─── Seçilen metin

NOHUT ODA BAKLA SOFA

Yazar : Ahmet UHRİ

Anadolu’da, başlıkta geçen deyime benzer başka deyimler de bulmak olasıdır konu nohut olunca.

Anadolu’da, başlıkta geçen deyime benzer başka deyimler de bulmak olasıdır konu nohut olunca. Konu nohut olunca bir şey daha anımsanır ister istemez, o da Çorum’un meşhur leblebisi. Bir anımsatma daha yapıp, bu anımsatma işine son vereyim. Metrogastro dergisinin bir önceki sayısı baklagillerden Fasulye ile ilgiliydi. O sayıda fasulyenin Anadolu’daki bir diğer adı olan lobyayı açıklarken belirtildiği gibi leblebi sözcüğü Arapça tane ya da tohum anlamına gelen ve yine Semitik bir dil olan Akkadça’da da aynı anlama gelen libbu sözcüğünden türeyen lablab’dan gelmekte.

Halen daha Orta Anadolu’da çok miktarda üretilen bu bitkinin de kökeni yine oldukça eskilere gitmekte. Burada bir dileğimi, bir arzumu seslendirmek istiyorum. Bu dilek Hitit başkenti Hattuşa/Boğazköy kazıları ile ilgili. Kazıların bugünkü başkanı dostum Andreas Schachner’in, birgün, bu kazılar sırasında yeni bir arşiv bulması ve bu arşivde yer alan Hititçe tabletler arasında ortaya çıkan bir tablet üzerinde aşağıdaki gibi bir ifadenin yer alması. Hattuşa/Boğazköy kazıları, Çorum ve leblebi ile ilgili en büyük dileğim bu. “…ve adam elindeki nohutları ateş üzerindeki tavaya koyar ve kavurur…” Alın size leblebinin mucidi Hititler diyebilecek bir kanıt. Ancak maalesef bu şimdilik bir hayal olmaktan öte bir şey değil. Bununla birlikte Etnoarkeolojik bir ilişkiye burada değinmekte yarar var. Çorum yöresinde çotul adı verilen bir gelenek var. Bu geleneğe göre imece usulü nohut hasadı yapılırken toplanan nohudun bir kısmı tarla kenarında yakılan ateşte kabuklarıyla beraber kavrulup çotula katılanlarca yenmekteymiş (2). Bu gelenek acaba Hitit döneminde de var mıydı? sorusu ister istemez akla takılmakta. Şimdilik leblebiyi kavurup bir kenara koyalım ve nohuda dönelim hani şu leblebinin yanı sıra meşhur Ermeni mezesi topiğin de hammaddesi olan nohuda.

──────
─── Çıkarılan bilgiler

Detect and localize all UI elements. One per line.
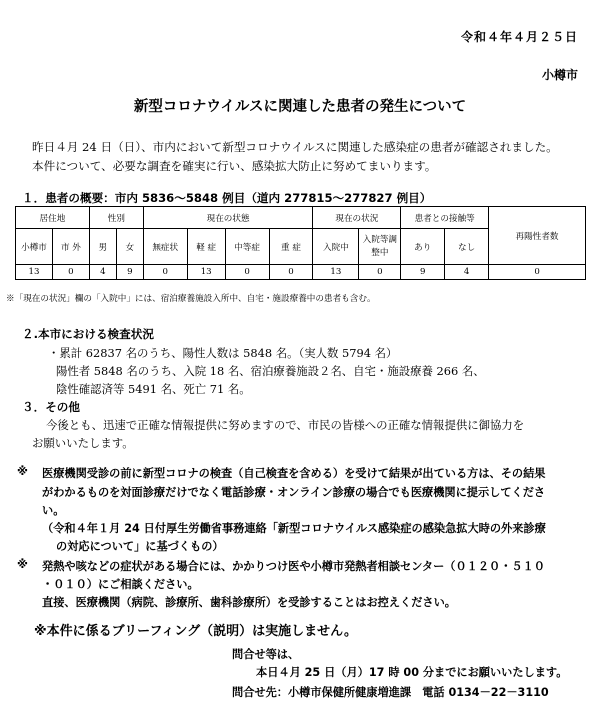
notice1-line-1: 医療機関受診の前に新型コロナの検査（自己検査を含める）を受けて結果が出ている方は、その結果 bbox=[42, 467, 546, 480]
notice1-line-5: の対応について」に基づくもの） bbox=[56, 540, 224, 553]
notice1-line-4: （令和４年１月 24 日付厚生労働省事務連絡「新型コロナウイルス感染症の感染急拡大時の外来診療 bbox=[42, 522, 546, 535]
table-row bbox=[16, 265, 586, 280]
notice1-line-3: い。 bbox=[42, 504, 65, 517]
header-current-situation: 現在の状況 bbox=[313, 207, 401, 229]
header-residence: 居住地 bbox=[16, 207, 90, 229]
value-contact-yes: 9 bbox=[401, 265, 445, 280]
header-current-condition: 現在の状態 bbox=[143, 207, 313, 229]
notice2-mark: ※ bbox=[17, 558, 28, 571]
section2-line-2: 陽性者 5848 名のうち、入院 18 名、宿泊療養施設２名、自宅・施設療養 266 名、 bbox=[56, 364, 485, 378]
section2-heading: ２.本市における検査状況 bbox=[22, 327, 154, 341]
value-hospitalized: 13 bbox=[313, 265, 359, 280]
sub-header-hospitalized: 入院中 bbox=[313, 229, 359, 265]
value-adjusting: 0 bbox=[359, 265, 401, 280]
value-mild: 13 bbox=[187, 265, 225, 280]
sub-header-moderate: 中等症 bbox=[225, 229, 269, 265]
contact-line-3: 問合せ先：小樽市保健所健康増進課 電話 0134－22－3110 bbox=[232, 686, 549, 699]
sub-header-male: 男 bbox=[89, 229, 116, 265]
header-repositive: 再陽性者数 bbox=[489, 207, 586, 265]
sub-header-contact-yes: あり bbox=[401, 229, 445, 265]
notice2-line-1: 発熱や咳などの症状がある場合には、かかりつけ医や小樽市発熱者相談センター（０１２０・５１０ bbox=[42, 560, 545, 573]
briefing-notice: ※本件に係るブリーフィング（説明）は実施しません。 bbox=[34, 624, 357, 639]
section1-heading: １．患者の概要：市内 5836～5848 例目（道内 277815～277827 例目） bbox=[22, 191, 432, 205]
value-female: 9 bbox=[116, 265, 143, 280]
patient-overview-table bbox=[15, 206, 586, 280]
table-group-header-row bbox=[16, 207, 586, 229]
value-severe: 0 bbox=[269, 265, 313, 280]
section3-heading: ３．その他 bbox=[22, 400, 80, 414]
value-repositive: 0 bbox=[489, 265, 586, 280]
header-contact: 患者との接触等 bbox=[401, 207, 489, 229]
contact-line-2: 本日４月 25 日（月）17 時 00 分までにお願いいたします。 bbox=[256, 666, 568, 679]
sub-header-otaru: 小樽市 bbox=[16, 229, 53, 265]
contact-line-1: 問合せ等は、 bbox=[232, 648, 300, 661]
section3-line-1: 今後とも、迅速で正確な情報提供に努めますので、市民の皆様への正確な情報提供に御協力を bbox=[46, 418, 525, 432]
intro-line-2: 本件について、必要な調査を確実に行い、感染拡大防止に努めてまいります。 bbox=[32, 159, 437, 173]
value-contact-no: 4 bbox=[445, 265, 489, 280]
value-male: 4 bbox=[89, 265, 116, 280]
header-sex: 性別 bbox=[89, 207, 143, 229]
intro-line-1: 昨日４月 24 日（日）、市内において新型コロナウイルスに関連した感染症の患者が確認されました。 bbox=[32, 140, 558, 154]
table-footnote: ※「現在の状況」欄の「入院中」には、宿泊療養施設入所中、自宅・施設療養中の患者も含む。 bbox=[6, 294, 376, 304]
value-outside: 0 bbox=[52, 265, 89, 280]
section2-line-1: ・累計 62837 名のうち、陽性人数は 5848 名。（実人数 5794 名） bbox=[48, 346, 398, 360]
notice1-line-2: がわかるものを対面診療だけでなく電話診療・オンライン診療の場合でも医療機関に提示してくださ bbox=[42, 486, 546, 499]
issuer-city: 小樽市 bbox=[541, 68, 578, 82]
value-moderate: 0 bbox=[225, 265, 269, 280]
sub-header-outside: 市 外 bbox=[52, 229, 89, 265]
section3-line-2: お願いいたします。 bbox=[32, 436, 134, 450]
document-date: 令和４年４月２５日 bbox=[460, 30, 578, 44]
sub-header-female: 女 bbox=[116, 229, 143, 265]
sub-header-adjusting: 入院等調整中 bbox=[359, 229, 401, 265]
value-asymptomatic: 0 bbox=[143, 265, 187, 280]
notice2-line-2: ・０１０）にご相談ください。 bbox=[42, 578, 199, 591]
notice1-mark: ※ bbox=[17, 465, 28, 478]
document-title: 新型コロナウイルスに関連した患者の発生について bbox=[133, 99, 467, 115]
section2-line-3: 陰性確認済等 5491 名、死亡 71 名。 bbox=[56, 382, 251, 396]
sub-header-severe: 重 症 bbox=[269, 229, 313, 265]
notice2-line-3: 直接、医療機関（病院、診療所、歯科診療所）を受診することはお控えください。 bbox=[42, 596, 456, 609]
sub-header-mild: 軽 症 bbox=[187, 229, 225, 265]
value-otaru: 13 bbox=[16, 265, 53, 280]
sub-header-asymptomatic: 無症状 bbox=[143, 229, 187, 265]
sub-header-contact-no: なし bbox=[445, 229, 489, 265]
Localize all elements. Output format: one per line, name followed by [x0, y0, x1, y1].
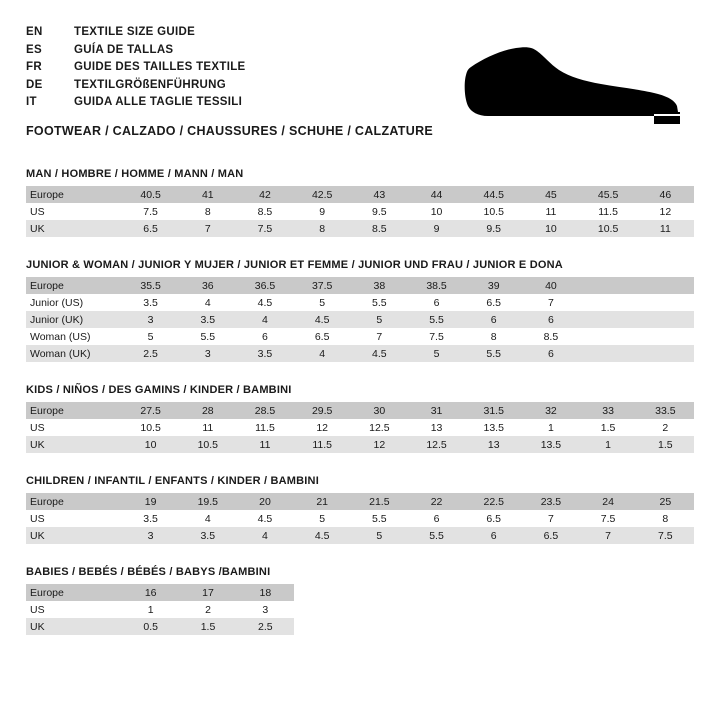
table-row	[26, 277, 694, 294]
cell: 11	[637, 220, 694, 237]
table-row	[26, 328, 694, 345]
table-row	[26, 618, 294, 635]
section-junior-woman	[26, 259, 694, 362]
language-titles-body	[26, 26, 246, 114]
cell: 1	[122, 601, 179, 618]
cell	[580, 311, 637, 328]
section-title: KIDS / NIÑOS / DES GAMINS / KINDER / BAMBINI	[26, 384, 292, 396]
cell: 4.5	[351, 345, 408, 362]
row-label: Europe	[26, 277, 122, 294]
cell: 13.5	[465, 419, 522, 436]
cell: 22.5	[465, 493, 522, 510]
language-code: IT	[26, 96, 37, 108]
cell: 12	[294, 419, 351, 436]
section-children	[26, 475, 694, 544]
cell: 40	[522, 277, 579, 294]
row-label: UK	[26, 436, 122, 453]
table-row	[26, 584, 294, 601]
row-label: Woman (UK)	[26, 345, 122, 362]
cell: 6.5	[465, 294, 522, 311]
section-title: JUNIOR & WOMAN / JUNIOR Y MUJER / JUNIOR ET FEMME / JUNIOR UND FRAU / JUNIOR E DONA	[26, 259, 563, 271]
cell: 5.5	[408, 527, 465, 544]
row-label: Woman (US)	[26, 328, 122, 345]
cell: 7.5	[580, 510, 637, 527]
cell: 27.5	[122, 402, 179, 419]
cell: 22	[408, 493, 465, 510]
cell: 45	[522, 186, 579, 203]
cell: 16	[122, 584, 179, 601]
cell: 5	[351, 527, 408, 544]
cell: 4	[179, 294, 236, 311]
cell: 11.5	[236, 419, 293, 436]
language-code: DE	[26, 78, 43, 91]
cell: 12.5	[408, 436, 465, 453]
cell: 3	[179, 345, 236, 362]
language-title: GUIDE DES TAILLES TEXTILE	[74, 61, 246, 73]
cell: 3	[122, 527, 179, 544]
cell: 11.5	[580, 203, 637, 220]
cell: 7.5	[408, 328, 465, 345]
cell: 33.5	[637, 402, 694, 419]
cell: 19.5	[179, 493, 236, 510]
cell: 7	[351, 328, 408, 345]
cell: 46	[637, 186, 694, 203]
cell: 5.5	[179, 328, 236, 345]
language-code: FR	[26, 61, 42, 73]
size-table-children	[26, 493, 694, 544]
language-row	[26, 44, 246, 62]
cell	[637, 345, 694, 362]
cell: 3	[122, 311, 179, 328]
cell: 8.5	[522, 328, 579, 345]
cell: 28.5	[236, 402, 293, 419]
cell: 6	[465, 527, 522, 544]
cell: 3	[237, 601, 294, 618]
cell: 2	[179, 601, 236, 618]
cell	[637, 328, 694, 345]
row-label: Junior (UK)	[26, 311, 122, 328]
cell: 11	[522, 203, 579, 220]
row-label: Europe	[26, 584, 122, 601]
cell: 5.5	[408, 311, 465, 328]
cell	[580, 328, 637, 345]
cell: 12.5	[351, 419, 408, 436]
cell: 5.5	[351, 510, 408, 527]
table-row	[26, 345, 694, 362]
cell: 43	[351, 186, 408, 203]
cell: 7.5	[236, 220, 293, 237]
cell	[637, 311, 694, 328]
cell: 4.5	[236, 510, 293, 527]
cell: 8.5	[236, 203, 293, 220]
cell: 4	[179, 510, 236, 527]
cell: 10.5	[465, 203, 522, 220]
cell: 18	[237, 584, 294, 601]
language-code: EN	[26, 26, 43, 38]
cell: 10.5	[179, 436, 236, 453]
row-label: US	[26, 203, 122, 220]
cell: 3.5	[122, 510, 179, 527]
cell: 10.5	[122, 419, 179, 436]
cell: 6	[465, 311, 522, 328]
language-title: GUÍA DE TALLAS	[74, 43, 174, 56]
cell: 4.5	[236, 294, 293, 311]
language-code: ES	[26, 43, 42, 56]
table-row	[26, 186, 694, 203]
cell: 44.5	[465, 186, 522, 203]
cell: 7	[179, 220, 236, 237]
cell: 24	[580, 493, 637, 510]
cell: 1	[522, 419, 579, 436]
cell: 36	[179, 277, 236, 294]
cell: 19	[122, 493, 179, 510]
cell: 13.5	[522, 436, 579, 453]
cell: 6.5	[522, 527, 579, 544]
language-title: TEXTILE SIZE GUIDE	[74, 26, 196, 38]
cell: 40.5	[122, 186, 179, 203]
row-label: Europe	[26, 493, 122, 510]
cell: 11	[236, 436, 293, 453]
cell: 7	[580, 527, 637, 544]
language-titles	[26, 26, 246, 114]
cell: 8	[637, 510, 694, 527]
table-row	[26, 510, 694, 527]
page-header	[26, 26, 694, 146]
size-table-man	[26, 186, 694, 237]
cell: 31.5	[465, 402, 522, 419]
size-table-kids	[26, 402, 694, 453]
cell: 11	[179, 419, 236, 436]
cell: 38	[351, 277, 408, 294]
cell: 6	[236, 328, 293, 345]
language-row	[26, 79, 246, 97]
section-kids	[26, 384, 694, 453]
cell: 5	[351, 311, 408, 328]
cell: 7.5	[637, 527, 694, 544]
cell: 10.5	[580, 220, 637, 237]
cell: 2.5	[237, 618, 294, 635]
table-row	[26, 402, 694, 419]
table-row	[26, 311, 694, 328]
cell: 33	[580, 402, 637, 419]
cell: 37.5	[294, 277, 351, 294]
cell: 39	[465, 277, 522, 294]
cell: 21	[294, 493, 351, 510]
language-title: TEXTILGRÖßENFÜHRUNG	[74, 78, 226, 91]
cell: 8.5	[351, 220, 408, 237]
cell: 20	[236, 493, 293, 510]
row-label: Europe	[26, 186, 122, 203]
cell: 4	[236, 311, 293, 328]
row-label: Junior (US)	[26, 294, 122, 311]
cell: 9	[294, 203, 351, 220]
cell: 7	[522, 510, 579, 527]
cell: 8	[294, 220, 351, 237]
cell: 31	[408, 402, 465, 419]
cell: 5	[122, 328, 179, 345]
row-label: US	[26, 419, 122, 436]
cell: 42.5	[294, 186, 351, 203]
dress-shoe-icon	[458, 34, 688, 130]
cell: 21.5	[351, 493, 408, 510]
table-row	[26, 527, 694, 544]
cell: 1	[580, 436, 637, 453]
section-babies	[26, 566, 694, 635]
cell	[637, 277, 694, 294]
cell: 11.5	[294, 436, 351, 453]
table-row	[26, 203, 694, 220]
cell: 0.5	[122, 618, 179, 635]
section-title: BABIES / BEBÉS / BÉBÉS / BABYS /BAMBINI	[26, 566, 271, 578]
cell: 10	[122, 436, 179, 453]
cell: 32	[522, 402, 579, 419]
cell	[580, 345, 637, 362]
cell: 10	[522, 220, 579, 237]
cell: 6.5	[122, 220, 179, 237]
cell: 12	[637, 203, 694, 220]
section-title: CHILDREN / INFANTIL / ENFANTS / KINDER / BAMBINI	[26, 475, 319, 487]
cell: 6	[522, 345, 579, 362]
cell: 35.5	[122, 277, 179, 294]
cell: 3.5	[236, 345, 293, 362]
cell: 4	[294, 345, 351, 362]
cell: 30	[351, 402, 408, 419]
cell: 25	[637, 493, 694, 510]
cell: 17	[179, 584, 236, 601]
cell: 4.5	[294, 527, 351, 544]
cell: 5	[294, 294, 351, 311]
table-row	[26, 601, 294, 618]
cell: 6.5	[465, 510, 522, 527]
table-row	[26, 294, 694, 311]
cell: 1.5	[580, 419, 637, 436]
language-row	[26, 61, 246, 79]
cell: 12	[351, 436, 408, 453]
cell: 13	[465, 436, 522, 453]
cell: 45.5	[580, 186, 637, 203]
cell: 7	[522, 294, 579, 311]
cell: 2	[637, 419, 694, 436]
cell	[580, 294, 637, 311]
cell: 7.5	[122, 203, 179, 220]
cell: 6	[408, 294, 465, 311]
section-man	[26, 168, 694, 237]
table-row	[26, 419, 694, 436]
language-title: GUIDA ALLE TAGLIE TESSILI	[74, 96, 243, 108]
cell: 9.5	[465, 220, 522, 237]
cell	[637, 294, 694, 311]
cell: 2.5	[122, 345, 179, 362]
section-title: MAN / HOMBRE / HOMME / MANN / MAN	[26, 168, 244, 180]
cell: 38.5	[408, 277, 465, 294]
cell: 5.5	[465, 345, 522, 362]
cell: 23.5	[522, 493, 579, 510]
cell: 3.5	[122, 294, 179, 311]
cell: 4	[236, 527, 293, 544]
category-title: FOOTWEAR / CALZADO / CHAUSSURES / SCHUHE / CALZATURE	[26, 123, 434, 138]
language-row	[26, 26, 246, 44]
row-label: UK	[26, 220, 122, 237]
row-label: UK	[26, 618, 122, 635]
cell: 8	[465, 328, 522, 345]
row-label: US	[26, 510, 122, 527]
size-table-babies	[26, 584, 294, 635]
cell: 9.5	[351, 203, 408, 220]
cell: 6	[522, 311, 579, 328]
table-row	[26, 493, 694, 510]
cell: 5	[294, 510, 351, 527]
cell: 9	[408, 220, 465, 237]
row-label: UK	[26, 527, 122, 544]
table-row	[26, 436, 694, 453]
cell: 41	[179, 186, 236, 203]
table-row	[26, 220, 694, 237]
cell: 5.5	[351, 294, 408, 311]
cell: 44	[408, 186, 465, 203]
language-row	[26, 96, 246, 114]
cell: 13	[408, 419, 465, 436]
cell	[580, 277, 637, 294]
cell: 42	[236, 186, 293, 203]
cell: 8	[179, 203, 236, 220]
row-label: US	[26, 601, 122, 618]
cell: 10	[408, 203, 465, 220]
cell: 5	[408, 345, 465, 362]
cell: 29.5	[294, 402, 351, 419]
cell: 1.5	[179, 618, 236, 635]
cell: 3.5	[179, 311, 236, 328]
cell: 28	[179, 402, 236, 419]
cell: 3.5	[179, 527, 236, 544]
row-label: Europe	[26, 402, 122, 419]
cell: 4.5	[294, 311, 351, 328]
cell: 36.5	[236, 277, 293, 294]
cell: 6	[408, 510, 465, 527]
size-table-junior-woman	[26, 277, 694, 362]
cell: 6.5	[294, 328, 351, 345]
cell: 1.5	[637, 436, 694, 453]
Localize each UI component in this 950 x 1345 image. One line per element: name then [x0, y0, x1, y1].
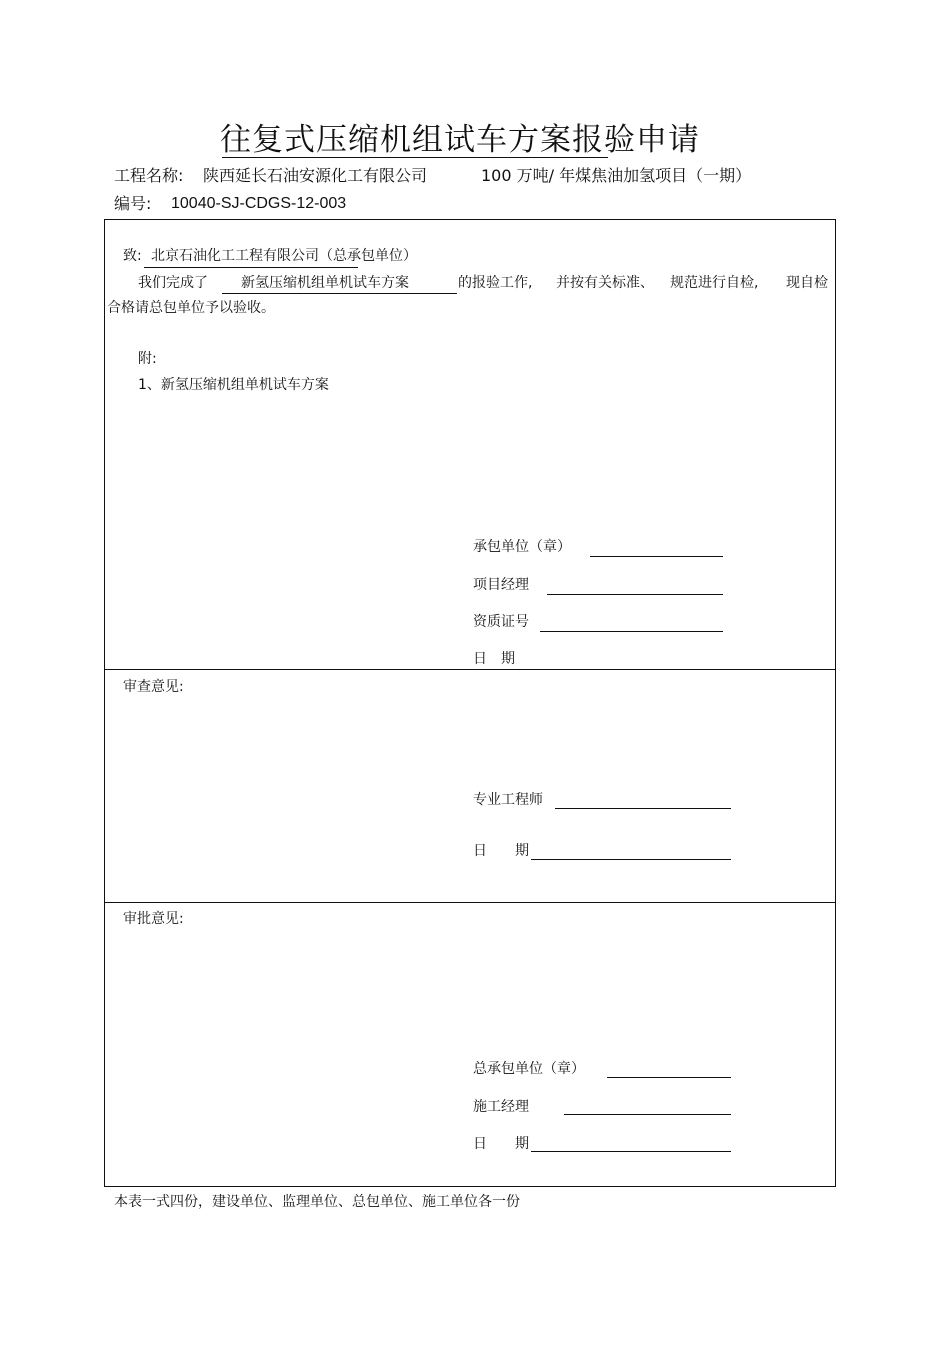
project-description: 100 万吨/ 年煤焦油加氢项目（一期） [481, 166, 752, 185]
to-value: 北京石油化工工程有限公司（总承包单位） [151, 248, 417, 264]
line1-filled: 新氢压缩机组单机试车方案 [241, 275, 409, 291]
attachment-label: 附: [138, 351, 157, 367]
project-name-value: 陕西延长石油安源化工有限公司 [203, 166, 428, 185]
to-underline [144, 267, 358, 268]
line1-prefix: 我们完成了 [138, 275, 208, 291]
title-underline [222, 157, 608, 158]
manager-sign-line [547, 594, 723, 595]
number-label: 编号: [114, 194, 152, 213]
line1-tail-a: 并按有关标准、 [556, 275, 654, 291]
document-title: 往复式压缩机组试车方案报验申请 [220, 122, 700, 158]
cert-sign-line [540, 631, 723, 632]
date-label-1: 日 期 [473, 651, 515, 667]
to-label: 致: [123, 248, 142, 264]
engineer-sign-line [555, 808, 731, 809]
line2: 合格请总包单位予以验收。 [107, 300, 275, 316]
date-label-2: 日 期 [473, 843, 529, 859]
contractor-sign-line [590, 556, 723, 557]
date-line-3 [531, 1151, 731, 1152]
contractor-sign-label: 承包单位（章） [473, 539, 571, 555]
line1-post: 的报验工作, [458, 275, 533, 291]
construction-manager-sign-label: 施工经理 [473, 1099, 529, 1115]
line1-underline [222, 293, 457, 294]
general-contractor-sign-line [607, 1077, 731, 1078]
line1-tail-c: 现自检 [786, 275, 828, 291]
footer-note: 本表一式四份，建设单位、监理单位、总包单位、施工单位各一份 [114, 1194, 520, 1210]
line1-tail-b: 规范进行自检, [670, 275, 759, 291]
number-value: 10040-SJ-CDGS-12-003 [171, 195, 347, 212]
engineer-sign-label: 专业工程师 [473, 792, 543, 808]
attachment-item: 1、新氢压缩机组单机试车方案 [138, 377, 329, 393]
review-heading: 审查意见: [123, 679, 184, 695]
date-label-3: 日 期 [473, 1136, 529, 1152]
approval-section [104, 902, 836, 1187]
cert-sign-label: 资质证号 [473, 614, 529, 630]
construction-manager-sign-line [564, 1114, 731, 1115]
approval-heading: 审批意见: [123, 911, 184, 927]
project-name-label: 工程名称: [114, 166, 184, 185]
date-line-2 [531, 859, 731, 860]
manager-sign-label: 项目经理 [473, 577, 529, 593]
review-section [104, 669, 836, 903]
general-contractor-sign-label: 总承包单位（章） [473, 1061, 585, 1077]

──────

Nohut ve leblebi üzerine yazıyı, son cümlesinden sonrasını yazarak sürdürün. Kayıtların yukarıdaki metinle hiçbir ilgisi yoktur.

Cicer arietinum bilimsel adıyla tanınmakta nohut ve yine arkeobotanik verilere göre günümüzden yaklaşık 10000 yıl öncesinden itibaren Anadolu ve Yakındoğu’da bilinmekte. Farsça nuxud sözcüğünden Türkçeye girmiş olan nohut; batı dillerinde Latince adında kullanılan ve gelecek sayılarda mercimek bahsinde de söz edileceği gibi, Romalı hatip Cicero’ya da ad olan cicer sözcüğünden türeyen çeşitlemelerle adlandırılmakta. Ayrıca yine gelecek sayılarda yer alacak olan bezelye ile ilgili tarihsel verilerde de açıklanacak pisum/pisellum sözcüğü gibi küçük anlamına gelmekte. Sırada dilin nasıl değişken ve canlı bir varlık olduğunun güzel bir örneği olduğu için değineceğim bir olgu var. Nohuda zaman zaman İngilizce’de verilen iki isimden biri olan -diğeri cicer- chickpea sözcüğü üzerinde durmak istiyorum. Sözcük aslında Latince küçük anlamına gelen cicer ve bezelye için kullanılan pea sözcüğünden 18.yüzyıl civarında bugünkü formu olan ve piliç/tavuk bezelyesi gibi bir anlama dönüşen chich-pease sözcüğünden gelmekte (3). Kısacası küçük bezelye olmuş size piliç/tavuk bezelyesi. Elbette böyle değil. Yani tavukla hiçbir ilişki yok. Bu sadece diller arasındaki geçişte ortaya çıkan bir yanlışlık. Zira sözcüğün İtalyancası cece iken Fransızcası chiche ve güney Fransa’daysa leblebiye benzeyen kavrulmuşuna chichi fregi denmekte.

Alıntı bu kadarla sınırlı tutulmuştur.